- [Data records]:
>> Begin
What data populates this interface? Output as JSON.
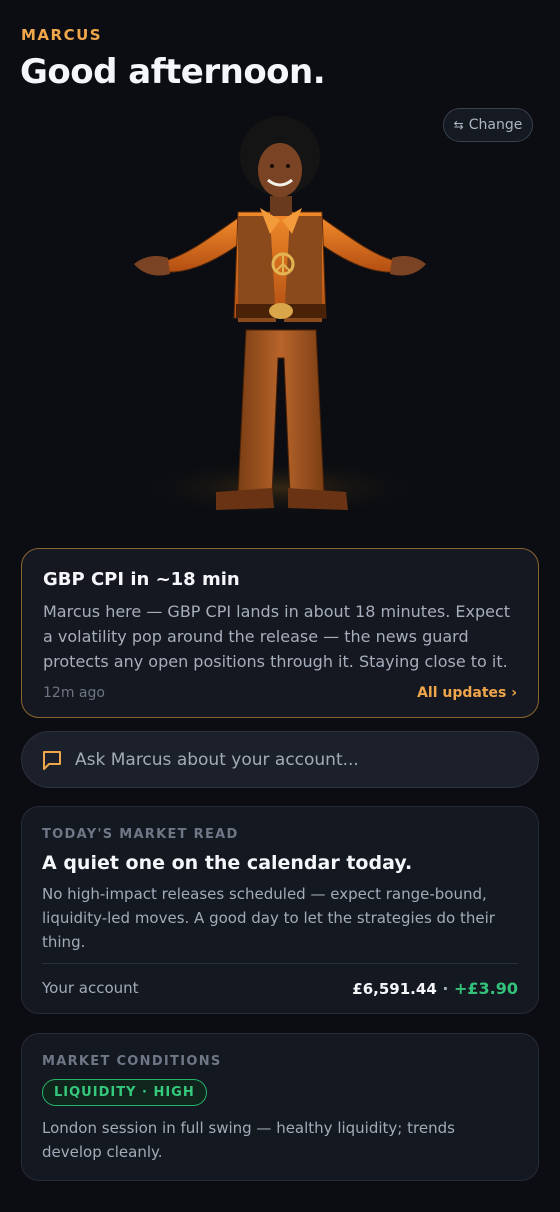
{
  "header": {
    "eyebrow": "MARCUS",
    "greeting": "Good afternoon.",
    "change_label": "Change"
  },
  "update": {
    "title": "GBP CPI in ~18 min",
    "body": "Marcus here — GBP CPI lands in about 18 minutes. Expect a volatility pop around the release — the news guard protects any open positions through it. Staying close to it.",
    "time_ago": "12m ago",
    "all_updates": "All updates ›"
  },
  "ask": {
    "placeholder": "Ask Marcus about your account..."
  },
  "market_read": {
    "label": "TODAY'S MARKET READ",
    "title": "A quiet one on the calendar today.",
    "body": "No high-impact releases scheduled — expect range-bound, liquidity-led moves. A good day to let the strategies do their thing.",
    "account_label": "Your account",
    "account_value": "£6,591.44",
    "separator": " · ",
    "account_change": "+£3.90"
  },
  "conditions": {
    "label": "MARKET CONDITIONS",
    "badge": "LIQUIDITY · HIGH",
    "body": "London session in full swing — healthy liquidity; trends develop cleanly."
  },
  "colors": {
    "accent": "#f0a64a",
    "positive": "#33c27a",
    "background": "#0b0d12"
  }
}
>> End
- [What is asked]:
In your copy, leave out the pictures and reproduce the material above exactly.

- [Answer to the task]:
What data populates this interface? Output as JSON.
{
  "header": {
    "eyebrow": "MARCUS",
    "greeting": "Good afternoon.",
    "change_label": "Change"
  },
  "update": {
    "title": "GBP CPI in ~18 min",
    "body": "Marcus here — GBP CPI lands in about 18 minutes. Expect a volatility pop around the release — the news guard protects any open positions through it. Staying close to it.",
    "time_ago": "12m ago",
    "all_updates": "All updates ›"
  },
  "ask": {
    "placeholder": "Ask Marcus about your account..."
  },
  "market_read": {
    "label": "TODAY'S MARKET READ",
    "title": "A quiet one on the calendar today.",
    "body": "No high-impact releases scheduled — expect range-bound, liquidity-led moves. A good day to let the strategies do their thing.",
    "account_label": "Your account",
    "account_value": "£6,591.44",
    "separator": " · ",
    "account_change": "+£3.90"
  },
  "conditions": {
    "label": "MARKET CONDITIONS",
    "badge": "LIQUIDITY · HIGH",
    "body": "London session in full swing — healthy liquidity; trends develop cleanly."
  },
  "colors": {
    "accent": "#f0a64a",
    "positive": "#33c27a",
    "background": "#0b0d12"
  }
}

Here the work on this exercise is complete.